— begin RECORDS TO PROCESS —

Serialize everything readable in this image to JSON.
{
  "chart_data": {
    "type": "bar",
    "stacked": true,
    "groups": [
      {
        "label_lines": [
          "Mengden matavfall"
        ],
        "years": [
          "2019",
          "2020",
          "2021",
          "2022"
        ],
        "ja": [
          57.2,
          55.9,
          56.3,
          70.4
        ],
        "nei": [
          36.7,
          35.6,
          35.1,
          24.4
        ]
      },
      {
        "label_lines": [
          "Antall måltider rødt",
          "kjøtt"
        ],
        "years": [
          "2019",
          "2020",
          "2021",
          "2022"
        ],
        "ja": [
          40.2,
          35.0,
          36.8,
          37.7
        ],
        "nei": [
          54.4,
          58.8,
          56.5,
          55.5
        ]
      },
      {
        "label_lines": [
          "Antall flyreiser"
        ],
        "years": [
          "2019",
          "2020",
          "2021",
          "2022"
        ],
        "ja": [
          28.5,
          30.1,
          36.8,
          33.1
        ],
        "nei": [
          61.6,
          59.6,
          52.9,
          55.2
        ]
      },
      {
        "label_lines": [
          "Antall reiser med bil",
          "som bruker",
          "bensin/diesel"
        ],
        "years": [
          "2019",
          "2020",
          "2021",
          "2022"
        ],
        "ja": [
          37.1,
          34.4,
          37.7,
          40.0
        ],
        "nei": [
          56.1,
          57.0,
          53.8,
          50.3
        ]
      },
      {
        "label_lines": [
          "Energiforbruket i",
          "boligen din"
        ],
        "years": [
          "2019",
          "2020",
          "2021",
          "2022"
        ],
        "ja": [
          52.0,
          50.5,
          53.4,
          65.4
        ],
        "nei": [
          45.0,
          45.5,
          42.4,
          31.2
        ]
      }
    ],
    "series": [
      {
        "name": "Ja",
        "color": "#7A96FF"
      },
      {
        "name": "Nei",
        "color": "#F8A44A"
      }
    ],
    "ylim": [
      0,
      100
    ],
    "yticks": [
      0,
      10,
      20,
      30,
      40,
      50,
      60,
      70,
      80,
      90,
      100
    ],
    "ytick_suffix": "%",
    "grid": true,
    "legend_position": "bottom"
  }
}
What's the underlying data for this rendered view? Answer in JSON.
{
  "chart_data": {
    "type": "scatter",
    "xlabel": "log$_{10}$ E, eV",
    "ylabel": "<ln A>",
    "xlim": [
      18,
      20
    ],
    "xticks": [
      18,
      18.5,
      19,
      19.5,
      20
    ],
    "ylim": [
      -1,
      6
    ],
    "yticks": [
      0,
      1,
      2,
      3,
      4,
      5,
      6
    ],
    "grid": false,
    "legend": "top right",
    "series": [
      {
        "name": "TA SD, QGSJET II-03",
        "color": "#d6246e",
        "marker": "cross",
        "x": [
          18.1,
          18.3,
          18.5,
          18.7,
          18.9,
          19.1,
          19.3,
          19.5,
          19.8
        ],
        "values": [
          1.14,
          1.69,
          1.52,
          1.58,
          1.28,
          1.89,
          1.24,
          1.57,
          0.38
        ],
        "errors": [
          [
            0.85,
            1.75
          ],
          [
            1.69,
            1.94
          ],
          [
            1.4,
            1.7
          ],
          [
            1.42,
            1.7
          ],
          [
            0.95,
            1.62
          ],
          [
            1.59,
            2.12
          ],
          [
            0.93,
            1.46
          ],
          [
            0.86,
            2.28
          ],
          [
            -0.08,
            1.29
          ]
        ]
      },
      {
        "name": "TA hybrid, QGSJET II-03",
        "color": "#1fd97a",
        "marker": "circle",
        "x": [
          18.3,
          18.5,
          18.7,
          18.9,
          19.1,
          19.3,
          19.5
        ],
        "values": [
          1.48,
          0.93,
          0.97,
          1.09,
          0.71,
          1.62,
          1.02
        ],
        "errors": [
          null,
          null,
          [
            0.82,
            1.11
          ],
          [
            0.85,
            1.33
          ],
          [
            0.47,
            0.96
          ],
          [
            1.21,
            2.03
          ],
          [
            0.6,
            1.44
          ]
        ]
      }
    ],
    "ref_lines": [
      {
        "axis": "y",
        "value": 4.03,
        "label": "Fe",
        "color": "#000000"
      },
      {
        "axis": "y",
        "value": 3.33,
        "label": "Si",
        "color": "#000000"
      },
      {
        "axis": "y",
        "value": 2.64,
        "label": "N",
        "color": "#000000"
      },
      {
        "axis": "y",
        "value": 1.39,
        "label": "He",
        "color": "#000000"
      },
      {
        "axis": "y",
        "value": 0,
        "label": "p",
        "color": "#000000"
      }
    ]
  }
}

— end RECORDS TO PROCESS —

• GIVEN REQUEST
Identify each line containing the string "QGSJET" and copy it out.

• WRITTEN SOLUTION
        "name": "TA SD, QGSJET II-03",
        "name": "TA hybrid, QGSJET II-03",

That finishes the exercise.